_Task instructions:_
Count every line of the listing where the string "lavoro" occurs, and reply with the count alone.

- - - -

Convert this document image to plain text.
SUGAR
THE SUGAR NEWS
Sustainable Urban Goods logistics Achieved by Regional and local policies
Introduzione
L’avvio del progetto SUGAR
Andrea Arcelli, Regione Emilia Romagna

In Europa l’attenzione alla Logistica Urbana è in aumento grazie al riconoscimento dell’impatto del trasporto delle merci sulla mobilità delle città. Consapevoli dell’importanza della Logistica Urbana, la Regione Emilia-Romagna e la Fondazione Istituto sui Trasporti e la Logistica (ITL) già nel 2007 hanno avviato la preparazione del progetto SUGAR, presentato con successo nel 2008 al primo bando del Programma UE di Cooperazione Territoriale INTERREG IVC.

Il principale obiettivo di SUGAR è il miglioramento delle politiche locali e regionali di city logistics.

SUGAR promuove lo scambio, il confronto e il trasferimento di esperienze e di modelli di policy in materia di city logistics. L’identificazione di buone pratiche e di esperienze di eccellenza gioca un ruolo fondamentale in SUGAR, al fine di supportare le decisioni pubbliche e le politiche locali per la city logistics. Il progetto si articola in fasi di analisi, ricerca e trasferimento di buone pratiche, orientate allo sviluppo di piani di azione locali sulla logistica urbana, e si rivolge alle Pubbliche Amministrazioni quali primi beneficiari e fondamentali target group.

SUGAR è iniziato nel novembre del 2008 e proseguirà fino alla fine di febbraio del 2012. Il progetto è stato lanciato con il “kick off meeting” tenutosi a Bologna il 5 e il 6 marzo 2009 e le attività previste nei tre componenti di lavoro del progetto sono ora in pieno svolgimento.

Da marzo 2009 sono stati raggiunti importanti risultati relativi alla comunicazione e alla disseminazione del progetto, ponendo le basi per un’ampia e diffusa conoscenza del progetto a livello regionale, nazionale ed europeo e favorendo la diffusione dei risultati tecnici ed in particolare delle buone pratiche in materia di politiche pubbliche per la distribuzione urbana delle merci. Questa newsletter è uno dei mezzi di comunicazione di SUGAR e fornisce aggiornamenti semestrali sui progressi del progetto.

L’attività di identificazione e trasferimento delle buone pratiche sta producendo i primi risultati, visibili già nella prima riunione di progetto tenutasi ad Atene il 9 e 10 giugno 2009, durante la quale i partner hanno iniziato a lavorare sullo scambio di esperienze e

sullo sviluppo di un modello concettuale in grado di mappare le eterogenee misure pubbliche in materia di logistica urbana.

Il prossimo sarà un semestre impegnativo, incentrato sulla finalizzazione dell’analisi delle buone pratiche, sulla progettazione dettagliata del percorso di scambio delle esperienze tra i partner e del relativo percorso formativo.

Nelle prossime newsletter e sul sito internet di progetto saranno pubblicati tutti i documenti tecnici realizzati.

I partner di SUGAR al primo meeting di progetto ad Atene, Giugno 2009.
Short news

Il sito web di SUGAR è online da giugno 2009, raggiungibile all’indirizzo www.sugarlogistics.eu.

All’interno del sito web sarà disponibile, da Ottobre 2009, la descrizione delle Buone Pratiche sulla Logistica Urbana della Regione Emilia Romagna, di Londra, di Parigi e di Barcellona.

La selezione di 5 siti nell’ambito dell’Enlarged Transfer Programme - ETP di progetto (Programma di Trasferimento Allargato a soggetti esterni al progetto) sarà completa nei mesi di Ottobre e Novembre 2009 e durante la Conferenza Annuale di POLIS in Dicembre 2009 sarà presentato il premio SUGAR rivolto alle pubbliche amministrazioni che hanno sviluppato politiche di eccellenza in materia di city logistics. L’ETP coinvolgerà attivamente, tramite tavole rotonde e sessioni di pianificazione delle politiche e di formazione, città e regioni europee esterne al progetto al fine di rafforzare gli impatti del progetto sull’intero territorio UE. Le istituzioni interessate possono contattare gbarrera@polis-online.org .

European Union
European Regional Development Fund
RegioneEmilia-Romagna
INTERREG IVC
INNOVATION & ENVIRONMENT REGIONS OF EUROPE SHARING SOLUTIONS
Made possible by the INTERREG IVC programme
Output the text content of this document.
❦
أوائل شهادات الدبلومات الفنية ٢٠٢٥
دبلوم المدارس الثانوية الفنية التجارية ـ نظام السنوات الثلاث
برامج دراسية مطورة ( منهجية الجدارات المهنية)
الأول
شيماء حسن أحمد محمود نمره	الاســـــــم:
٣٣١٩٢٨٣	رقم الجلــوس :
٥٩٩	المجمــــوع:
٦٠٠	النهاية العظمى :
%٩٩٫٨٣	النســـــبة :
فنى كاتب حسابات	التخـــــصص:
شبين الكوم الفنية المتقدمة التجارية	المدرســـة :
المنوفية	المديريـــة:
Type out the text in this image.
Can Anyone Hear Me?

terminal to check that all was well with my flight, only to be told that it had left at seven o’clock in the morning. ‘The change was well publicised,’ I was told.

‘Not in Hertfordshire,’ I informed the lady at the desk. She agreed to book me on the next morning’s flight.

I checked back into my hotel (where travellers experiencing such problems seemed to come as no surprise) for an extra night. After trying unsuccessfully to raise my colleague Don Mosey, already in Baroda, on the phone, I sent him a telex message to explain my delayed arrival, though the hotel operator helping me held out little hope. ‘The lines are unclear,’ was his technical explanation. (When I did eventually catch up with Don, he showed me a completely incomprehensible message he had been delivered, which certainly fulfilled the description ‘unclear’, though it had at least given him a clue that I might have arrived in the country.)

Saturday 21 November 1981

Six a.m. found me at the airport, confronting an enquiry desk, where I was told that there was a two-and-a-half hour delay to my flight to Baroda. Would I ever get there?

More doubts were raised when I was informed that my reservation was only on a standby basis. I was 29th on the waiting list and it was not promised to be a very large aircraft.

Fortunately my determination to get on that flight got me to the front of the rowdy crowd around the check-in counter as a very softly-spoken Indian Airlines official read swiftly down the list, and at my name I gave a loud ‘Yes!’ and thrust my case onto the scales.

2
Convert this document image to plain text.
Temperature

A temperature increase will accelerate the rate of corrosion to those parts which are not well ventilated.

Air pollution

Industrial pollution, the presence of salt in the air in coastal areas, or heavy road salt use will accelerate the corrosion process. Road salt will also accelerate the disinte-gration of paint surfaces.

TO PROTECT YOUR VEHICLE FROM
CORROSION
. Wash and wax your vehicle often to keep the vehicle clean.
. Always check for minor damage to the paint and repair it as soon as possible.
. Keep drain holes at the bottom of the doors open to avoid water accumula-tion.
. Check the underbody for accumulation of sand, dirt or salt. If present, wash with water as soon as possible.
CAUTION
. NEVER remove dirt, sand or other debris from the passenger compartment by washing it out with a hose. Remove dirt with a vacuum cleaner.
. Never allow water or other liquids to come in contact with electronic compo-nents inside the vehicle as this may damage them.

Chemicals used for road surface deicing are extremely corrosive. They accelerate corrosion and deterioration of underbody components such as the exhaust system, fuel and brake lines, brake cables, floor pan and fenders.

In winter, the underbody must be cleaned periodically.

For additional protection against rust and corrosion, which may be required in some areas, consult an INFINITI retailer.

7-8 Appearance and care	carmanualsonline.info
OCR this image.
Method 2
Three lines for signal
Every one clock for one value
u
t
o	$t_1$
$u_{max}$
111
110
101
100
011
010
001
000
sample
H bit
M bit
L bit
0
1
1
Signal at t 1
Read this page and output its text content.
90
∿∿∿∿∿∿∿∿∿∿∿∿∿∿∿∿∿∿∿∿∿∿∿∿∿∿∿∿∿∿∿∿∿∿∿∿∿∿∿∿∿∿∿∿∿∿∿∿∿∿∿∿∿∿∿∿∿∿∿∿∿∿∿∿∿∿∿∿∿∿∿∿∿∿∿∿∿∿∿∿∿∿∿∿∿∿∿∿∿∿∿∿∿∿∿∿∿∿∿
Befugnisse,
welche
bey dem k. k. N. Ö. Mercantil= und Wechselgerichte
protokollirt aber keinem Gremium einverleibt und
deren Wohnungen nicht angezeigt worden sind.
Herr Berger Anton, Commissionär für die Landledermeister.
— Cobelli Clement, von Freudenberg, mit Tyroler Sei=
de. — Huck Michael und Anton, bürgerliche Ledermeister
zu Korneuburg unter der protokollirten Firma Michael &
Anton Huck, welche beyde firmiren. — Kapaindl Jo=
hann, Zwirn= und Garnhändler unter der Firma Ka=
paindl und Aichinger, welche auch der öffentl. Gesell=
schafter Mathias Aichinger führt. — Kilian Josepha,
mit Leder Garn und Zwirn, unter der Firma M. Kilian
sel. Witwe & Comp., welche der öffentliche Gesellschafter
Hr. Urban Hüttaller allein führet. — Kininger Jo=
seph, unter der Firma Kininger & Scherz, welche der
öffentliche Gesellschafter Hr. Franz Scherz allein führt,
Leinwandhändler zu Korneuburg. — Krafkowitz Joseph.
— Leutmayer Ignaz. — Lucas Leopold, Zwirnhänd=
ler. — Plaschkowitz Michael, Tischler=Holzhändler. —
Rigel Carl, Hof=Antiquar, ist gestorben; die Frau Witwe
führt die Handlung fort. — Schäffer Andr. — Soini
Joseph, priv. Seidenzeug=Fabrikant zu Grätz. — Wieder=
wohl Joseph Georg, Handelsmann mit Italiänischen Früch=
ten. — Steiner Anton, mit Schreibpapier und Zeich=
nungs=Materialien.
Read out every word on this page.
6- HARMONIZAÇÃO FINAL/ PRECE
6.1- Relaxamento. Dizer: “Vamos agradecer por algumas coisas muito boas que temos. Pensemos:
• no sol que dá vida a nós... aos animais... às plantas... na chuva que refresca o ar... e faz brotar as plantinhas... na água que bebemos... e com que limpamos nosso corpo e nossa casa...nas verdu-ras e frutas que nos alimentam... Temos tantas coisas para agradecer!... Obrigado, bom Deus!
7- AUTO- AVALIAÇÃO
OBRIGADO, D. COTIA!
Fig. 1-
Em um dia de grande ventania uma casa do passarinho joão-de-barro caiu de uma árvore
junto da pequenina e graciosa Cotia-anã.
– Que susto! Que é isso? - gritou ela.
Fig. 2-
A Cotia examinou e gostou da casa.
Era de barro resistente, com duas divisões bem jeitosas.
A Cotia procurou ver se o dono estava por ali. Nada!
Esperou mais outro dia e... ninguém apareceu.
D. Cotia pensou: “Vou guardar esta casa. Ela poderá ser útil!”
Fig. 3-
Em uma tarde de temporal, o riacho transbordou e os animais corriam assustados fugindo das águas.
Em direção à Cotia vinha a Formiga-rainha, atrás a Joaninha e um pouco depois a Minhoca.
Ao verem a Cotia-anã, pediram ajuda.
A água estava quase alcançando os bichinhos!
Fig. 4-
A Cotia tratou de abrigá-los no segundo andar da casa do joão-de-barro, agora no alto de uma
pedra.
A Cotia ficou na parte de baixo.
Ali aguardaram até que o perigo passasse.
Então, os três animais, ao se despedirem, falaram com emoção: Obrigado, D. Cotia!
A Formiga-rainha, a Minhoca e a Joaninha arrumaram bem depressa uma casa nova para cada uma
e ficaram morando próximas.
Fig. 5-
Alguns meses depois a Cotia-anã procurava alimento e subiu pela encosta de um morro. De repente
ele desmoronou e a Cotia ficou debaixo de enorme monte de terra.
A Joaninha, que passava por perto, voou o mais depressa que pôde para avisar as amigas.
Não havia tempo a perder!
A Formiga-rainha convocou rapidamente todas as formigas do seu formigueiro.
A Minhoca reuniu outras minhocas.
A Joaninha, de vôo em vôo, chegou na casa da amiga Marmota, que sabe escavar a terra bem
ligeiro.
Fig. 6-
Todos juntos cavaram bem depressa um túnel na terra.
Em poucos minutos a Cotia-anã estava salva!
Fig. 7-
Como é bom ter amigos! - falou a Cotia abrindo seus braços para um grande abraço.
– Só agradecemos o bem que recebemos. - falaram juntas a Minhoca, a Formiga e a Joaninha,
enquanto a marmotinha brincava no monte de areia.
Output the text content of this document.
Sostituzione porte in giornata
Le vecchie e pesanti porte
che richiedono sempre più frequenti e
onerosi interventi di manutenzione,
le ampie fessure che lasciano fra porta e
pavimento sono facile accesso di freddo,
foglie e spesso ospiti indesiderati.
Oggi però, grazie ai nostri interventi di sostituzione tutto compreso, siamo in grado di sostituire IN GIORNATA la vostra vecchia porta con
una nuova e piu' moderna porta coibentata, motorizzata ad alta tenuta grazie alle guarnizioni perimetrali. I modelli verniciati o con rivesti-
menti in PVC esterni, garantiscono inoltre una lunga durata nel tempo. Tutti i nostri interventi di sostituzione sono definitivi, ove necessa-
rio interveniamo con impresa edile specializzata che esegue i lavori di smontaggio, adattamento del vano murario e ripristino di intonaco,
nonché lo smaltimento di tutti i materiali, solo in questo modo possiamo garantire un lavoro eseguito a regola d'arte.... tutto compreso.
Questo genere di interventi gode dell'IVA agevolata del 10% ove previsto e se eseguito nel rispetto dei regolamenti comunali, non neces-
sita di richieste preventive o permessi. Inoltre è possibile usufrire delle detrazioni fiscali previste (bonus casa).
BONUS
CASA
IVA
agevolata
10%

- - - -

_Answer to this problem:_
2